What you need to do: Copy out each line of the material in which the word "Newzoo" appears.

-- start Material for this exercise --

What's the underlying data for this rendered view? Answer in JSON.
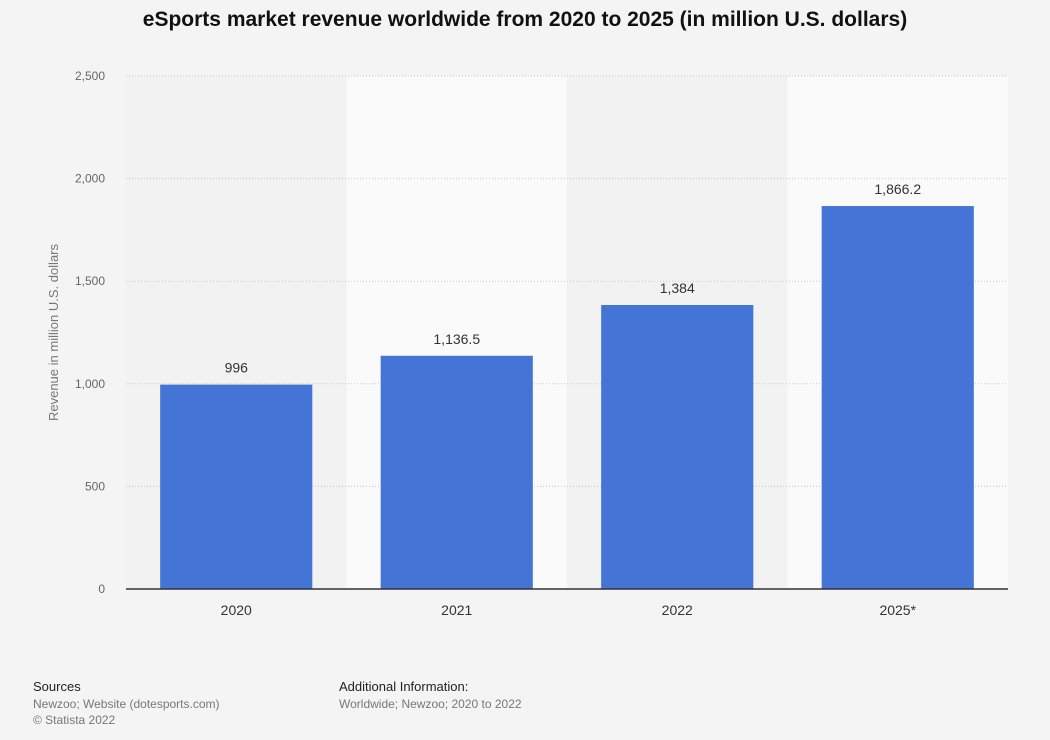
{
  "chart_data": {
    "type": "bar",
    "title": "eSports market revenue worldwide from 2020 to 2025 (in million U.S. dollars)",
    "ylabel": "Revenue in million U.S. dollars",
    "xlabel": "",
    "categories": [
      "2020",
      "2021",
      "2022",
      "2025*"
    ],
    "values": [
      996,
      1136.5,
      1384,
      1866.2
    ],
    "value_labels": [
      "996",
      "1,136.5",
      "1,384",
      "1,866.2"
    ],
    "ylim": [
      0,
      2500
    ],
    "yticks": [
      0,
      500,
      1000,
      1500,
      2000,
      2500
    ],
    "ytick_labels": [
      "0",
      "500",
      "1,000",
      "1,500",
      "2,000",
      "2,500"
    ],
    "grid": true,
    "bar_color": "#4374d6"
  },
  "footer": {
    "sources_heading": "Sources",
    "sources_line1": "Newzoo; Website (dotesports.com)",
    "sources_line2": "© Statista 2022",
    "info_heading": "Additional Information:",
    "info_line1": "Worldwide; Newzoo; 2020 to 2022"
  }
}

-- end Material for this exercise --

Answer to this task:
    "sources_line1": "Newzoo; Website (dotesports.com)",
    "info_line1": "Worldwide; Newzoo; 2020 to 2022"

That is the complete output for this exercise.